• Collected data
((

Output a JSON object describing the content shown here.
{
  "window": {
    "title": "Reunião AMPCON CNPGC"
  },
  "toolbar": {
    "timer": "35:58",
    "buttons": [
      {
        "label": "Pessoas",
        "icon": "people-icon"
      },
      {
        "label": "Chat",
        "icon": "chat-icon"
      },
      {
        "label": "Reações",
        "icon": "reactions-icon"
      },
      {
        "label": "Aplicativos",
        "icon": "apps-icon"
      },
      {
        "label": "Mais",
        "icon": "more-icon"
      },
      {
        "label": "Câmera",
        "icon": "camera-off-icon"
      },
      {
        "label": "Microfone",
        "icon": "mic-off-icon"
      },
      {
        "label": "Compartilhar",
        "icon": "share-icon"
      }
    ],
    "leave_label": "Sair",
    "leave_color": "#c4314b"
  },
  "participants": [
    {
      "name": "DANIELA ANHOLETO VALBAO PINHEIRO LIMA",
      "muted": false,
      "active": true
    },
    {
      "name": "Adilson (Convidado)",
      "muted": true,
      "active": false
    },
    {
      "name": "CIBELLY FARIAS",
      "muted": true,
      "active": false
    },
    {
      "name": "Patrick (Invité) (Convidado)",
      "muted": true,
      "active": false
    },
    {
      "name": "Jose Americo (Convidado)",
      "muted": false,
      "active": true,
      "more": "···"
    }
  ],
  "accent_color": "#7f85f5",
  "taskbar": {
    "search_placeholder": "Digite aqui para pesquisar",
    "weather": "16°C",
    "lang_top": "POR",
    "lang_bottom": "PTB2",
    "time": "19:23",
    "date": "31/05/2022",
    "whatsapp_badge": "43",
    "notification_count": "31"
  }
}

))
((

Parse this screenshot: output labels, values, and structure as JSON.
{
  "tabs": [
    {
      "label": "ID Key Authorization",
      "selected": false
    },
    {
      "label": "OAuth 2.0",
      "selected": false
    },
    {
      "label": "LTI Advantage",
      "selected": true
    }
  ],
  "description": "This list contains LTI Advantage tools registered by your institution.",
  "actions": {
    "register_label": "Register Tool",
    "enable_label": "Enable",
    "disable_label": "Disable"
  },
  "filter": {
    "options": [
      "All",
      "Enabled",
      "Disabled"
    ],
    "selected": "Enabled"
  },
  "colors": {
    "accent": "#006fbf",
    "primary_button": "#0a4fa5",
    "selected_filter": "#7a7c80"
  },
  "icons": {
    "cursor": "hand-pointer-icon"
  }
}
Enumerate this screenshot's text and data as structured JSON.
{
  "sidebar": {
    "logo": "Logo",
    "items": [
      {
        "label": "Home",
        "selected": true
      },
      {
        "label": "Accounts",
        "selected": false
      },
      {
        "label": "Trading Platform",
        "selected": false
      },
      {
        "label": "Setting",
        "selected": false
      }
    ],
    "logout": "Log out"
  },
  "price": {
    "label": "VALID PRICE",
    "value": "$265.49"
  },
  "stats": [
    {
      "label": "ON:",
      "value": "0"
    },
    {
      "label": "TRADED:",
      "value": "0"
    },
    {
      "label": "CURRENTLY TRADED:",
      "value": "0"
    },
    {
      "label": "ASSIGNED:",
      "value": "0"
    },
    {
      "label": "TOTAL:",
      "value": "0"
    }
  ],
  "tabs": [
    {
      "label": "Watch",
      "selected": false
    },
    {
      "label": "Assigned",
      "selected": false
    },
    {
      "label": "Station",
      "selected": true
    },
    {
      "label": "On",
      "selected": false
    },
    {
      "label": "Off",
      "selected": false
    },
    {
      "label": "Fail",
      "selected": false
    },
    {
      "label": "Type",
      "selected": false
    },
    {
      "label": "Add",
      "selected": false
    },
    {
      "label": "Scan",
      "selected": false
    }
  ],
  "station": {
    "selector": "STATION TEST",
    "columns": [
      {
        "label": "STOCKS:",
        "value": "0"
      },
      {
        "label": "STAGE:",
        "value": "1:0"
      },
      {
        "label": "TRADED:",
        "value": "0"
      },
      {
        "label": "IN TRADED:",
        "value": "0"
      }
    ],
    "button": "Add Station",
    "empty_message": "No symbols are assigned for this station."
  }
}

))

• STATED PROBLEM
Give the number of lines that carry the word "name", with nothing added.

• ANSWER FOR THIS EXERCISE
5